§ DATA SUPPLIED
————————
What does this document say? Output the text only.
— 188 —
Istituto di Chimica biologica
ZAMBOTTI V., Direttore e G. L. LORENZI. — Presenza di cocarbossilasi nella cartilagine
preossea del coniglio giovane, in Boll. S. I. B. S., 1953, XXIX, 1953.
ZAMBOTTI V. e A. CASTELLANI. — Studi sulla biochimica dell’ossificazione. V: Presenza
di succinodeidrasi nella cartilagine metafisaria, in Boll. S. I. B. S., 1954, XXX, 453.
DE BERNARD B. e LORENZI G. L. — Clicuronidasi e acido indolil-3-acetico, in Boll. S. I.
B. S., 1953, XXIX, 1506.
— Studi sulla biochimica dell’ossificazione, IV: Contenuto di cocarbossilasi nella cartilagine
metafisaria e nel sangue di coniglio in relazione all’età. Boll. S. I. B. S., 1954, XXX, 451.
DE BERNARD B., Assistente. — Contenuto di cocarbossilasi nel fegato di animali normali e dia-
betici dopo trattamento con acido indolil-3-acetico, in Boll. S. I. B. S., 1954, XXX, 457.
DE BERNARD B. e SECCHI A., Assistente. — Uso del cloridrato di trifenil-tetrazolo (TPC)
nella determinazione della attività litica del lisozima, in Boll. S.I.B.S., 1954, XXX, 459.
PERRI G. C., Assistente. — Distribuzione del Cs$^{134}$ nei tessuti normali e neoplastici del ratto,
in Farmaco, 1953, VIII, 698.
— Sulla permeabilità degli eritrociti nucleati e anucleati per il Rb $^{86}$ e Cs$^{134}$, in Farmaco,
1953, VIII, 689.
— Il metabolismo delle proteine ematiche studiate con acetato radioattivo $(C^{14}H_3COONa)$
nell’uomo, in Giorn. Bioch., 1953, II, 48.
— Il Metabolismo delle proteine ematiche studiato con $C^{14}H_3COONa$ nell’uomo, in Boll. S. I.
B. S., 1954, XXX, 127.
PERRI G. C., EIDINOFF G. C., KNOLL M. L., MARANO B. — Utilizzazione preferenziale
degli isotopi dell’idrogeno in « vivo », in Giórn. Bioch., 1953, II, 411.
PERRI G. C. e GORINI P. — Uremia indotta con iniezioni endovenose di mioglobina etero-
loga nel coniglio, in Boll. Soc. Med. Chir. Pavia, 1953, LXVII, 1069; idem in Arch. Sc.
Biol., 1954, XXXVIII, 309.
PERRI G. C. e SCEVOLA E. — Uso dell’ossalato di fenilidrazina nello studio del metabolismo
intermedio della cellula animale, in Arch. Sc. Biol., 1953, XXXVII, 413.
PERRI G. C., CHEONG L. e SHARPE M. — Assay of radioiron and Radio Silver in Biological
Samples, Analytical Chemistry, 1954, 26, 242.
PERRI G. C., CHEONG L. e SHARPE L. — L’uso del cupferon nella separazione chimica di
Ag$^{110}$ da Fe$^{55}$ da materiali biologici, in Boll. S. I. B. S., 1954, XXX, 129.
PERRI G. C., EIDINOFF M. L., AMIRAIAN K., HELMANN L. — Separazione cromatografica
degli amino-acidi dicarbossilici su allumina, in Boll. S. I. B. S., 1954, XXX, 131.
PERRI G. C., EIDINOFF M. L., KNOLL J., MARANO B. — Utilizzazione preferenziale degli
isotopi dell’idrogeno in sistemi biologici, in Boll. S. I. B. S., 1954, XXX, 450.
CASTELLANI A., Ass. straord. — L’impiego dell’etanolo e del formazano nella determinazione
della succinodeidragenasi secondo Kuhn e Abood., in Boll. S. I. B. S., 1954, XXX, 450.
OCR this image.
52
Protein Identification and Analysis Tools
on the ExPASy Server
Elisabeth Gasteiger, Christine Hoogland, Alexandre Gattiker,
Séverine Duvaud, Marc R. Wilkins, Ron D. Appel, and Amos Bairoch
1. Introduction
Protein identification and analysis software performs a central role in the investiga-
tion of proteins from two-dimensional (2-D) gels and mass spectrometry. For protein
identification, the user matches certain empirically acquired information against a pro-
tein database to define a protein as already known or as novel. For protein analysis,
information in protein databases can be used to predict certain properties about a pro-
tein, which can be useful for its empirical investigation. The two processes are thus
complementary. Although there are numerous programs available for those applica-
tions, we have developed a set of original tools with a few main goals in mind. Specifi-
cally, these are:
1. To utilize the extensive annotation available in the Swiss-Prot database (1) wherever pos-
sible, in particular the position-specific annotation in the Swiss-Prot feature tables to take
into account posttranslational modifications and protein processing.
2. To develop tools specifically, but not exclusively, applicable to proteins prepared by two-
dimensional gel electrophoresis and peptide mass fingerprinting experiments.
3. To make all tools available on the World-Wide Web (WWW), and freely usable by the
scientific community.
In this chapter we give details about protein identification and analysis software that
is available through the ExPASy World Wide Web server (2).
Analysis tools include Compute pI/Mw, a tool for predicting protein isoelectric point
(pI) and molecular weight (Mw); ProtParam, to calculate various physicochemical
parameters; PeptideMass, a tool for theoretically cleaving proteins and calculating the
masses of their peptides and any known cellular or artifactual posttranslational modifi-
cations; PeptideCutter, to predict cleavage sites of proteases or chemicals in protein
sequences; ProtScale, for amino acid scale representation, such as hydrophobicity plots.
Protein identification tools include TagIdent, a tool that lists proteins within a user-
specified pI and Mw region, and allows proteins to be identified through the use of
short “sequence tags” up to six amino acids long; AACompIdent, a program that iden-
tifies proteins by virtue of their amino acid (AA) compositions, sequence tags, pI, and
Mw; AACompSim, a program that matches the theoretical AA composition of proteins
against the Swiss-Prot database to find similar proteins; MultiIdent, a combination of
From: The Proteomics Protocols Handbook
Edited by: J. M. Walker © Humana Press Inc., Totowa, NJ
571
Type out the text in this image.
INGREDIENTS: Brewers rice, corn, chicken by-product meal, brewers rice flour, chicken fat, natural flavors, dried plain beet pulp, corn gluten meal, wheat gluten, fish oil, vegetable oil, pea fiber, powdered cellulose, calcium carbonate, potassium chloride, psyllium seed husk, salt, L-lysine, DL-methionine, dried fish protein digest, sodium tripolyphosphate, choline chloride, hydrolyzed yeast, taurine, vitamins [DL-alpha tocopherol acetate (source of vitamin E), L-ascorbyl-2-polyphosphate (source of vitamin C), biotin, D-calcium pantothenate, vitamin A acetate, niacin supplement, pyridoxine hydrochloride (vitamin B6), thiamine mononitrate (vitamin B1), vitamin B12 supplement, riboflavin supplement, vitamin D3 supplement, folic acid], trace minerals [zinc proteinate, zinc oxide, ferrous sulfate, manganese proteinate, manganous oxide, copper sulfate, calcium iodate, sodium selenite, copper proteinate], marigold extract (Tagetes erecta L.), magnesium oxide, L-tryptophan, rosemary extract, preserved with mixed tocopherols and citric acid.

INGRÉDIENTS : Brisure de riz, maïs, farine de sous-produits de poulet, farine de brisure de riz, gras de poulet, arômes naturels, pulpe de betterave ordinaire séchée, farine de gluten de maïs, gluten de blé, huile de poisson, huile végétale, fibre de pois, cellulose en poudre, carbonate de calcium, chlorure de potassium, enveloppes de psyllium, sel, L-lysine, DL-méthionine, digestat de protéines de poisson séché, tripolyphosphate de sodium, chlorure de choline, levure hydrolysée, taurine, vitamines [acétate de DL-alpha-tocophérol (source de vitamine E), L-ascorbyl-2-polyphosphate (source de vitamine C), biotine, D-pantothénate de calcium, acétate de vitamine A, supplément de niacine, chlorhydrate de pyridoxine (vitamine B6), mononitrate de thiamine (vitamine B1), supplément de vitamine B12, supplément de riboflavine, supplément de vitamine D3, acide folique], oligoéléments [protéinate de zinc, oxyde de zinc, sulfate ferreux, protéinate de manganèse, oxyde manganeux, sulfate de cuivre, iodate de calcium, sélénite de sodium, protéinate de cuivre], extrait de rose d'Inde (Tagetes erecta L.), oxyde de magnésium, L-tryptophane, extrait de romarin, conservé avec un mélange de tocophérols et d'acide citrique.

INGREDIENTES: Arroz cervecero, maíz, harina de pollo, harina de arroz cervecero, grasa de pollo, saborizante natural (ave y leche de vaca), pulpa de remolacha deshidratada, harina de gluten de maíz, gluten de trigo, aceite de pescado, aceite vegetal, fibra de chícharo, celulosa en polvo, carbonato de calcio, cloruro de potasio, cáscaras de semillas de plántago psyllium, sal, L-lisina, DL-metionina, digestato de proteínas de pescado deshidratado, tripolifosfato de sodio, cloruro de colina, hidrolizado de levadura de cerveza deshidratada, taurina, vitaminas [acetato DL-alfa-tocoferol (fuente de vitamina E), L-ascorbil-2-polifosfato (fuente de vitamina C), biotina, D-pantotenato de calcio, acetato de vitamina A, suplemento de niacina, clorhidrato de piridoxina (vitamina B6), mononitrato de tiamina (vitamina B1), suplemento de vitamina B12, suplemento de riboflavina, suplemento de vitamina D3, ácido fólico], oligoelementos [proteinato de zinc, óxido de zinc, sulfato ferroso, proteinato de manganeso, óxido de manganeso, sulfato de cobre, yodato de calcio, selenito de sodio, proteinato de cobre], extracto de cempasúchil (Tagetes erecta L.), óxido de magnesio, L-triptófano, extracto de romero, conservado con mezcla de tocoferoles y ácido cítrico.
————————
§ INSTRUCTIONS TO FOLLOW
Search the data above for the string "proteine" and return every line that has it.

§ ANSWER AREA
— Il metabolismo delle proteine ematiche studiate con acetato radioattivo $(C^{14}H_3COONa)$
— Il Metabolismo delle proteine ematiche studiato con $C^{14}H_3COONa$ nell’uomo, in Boll. S. I.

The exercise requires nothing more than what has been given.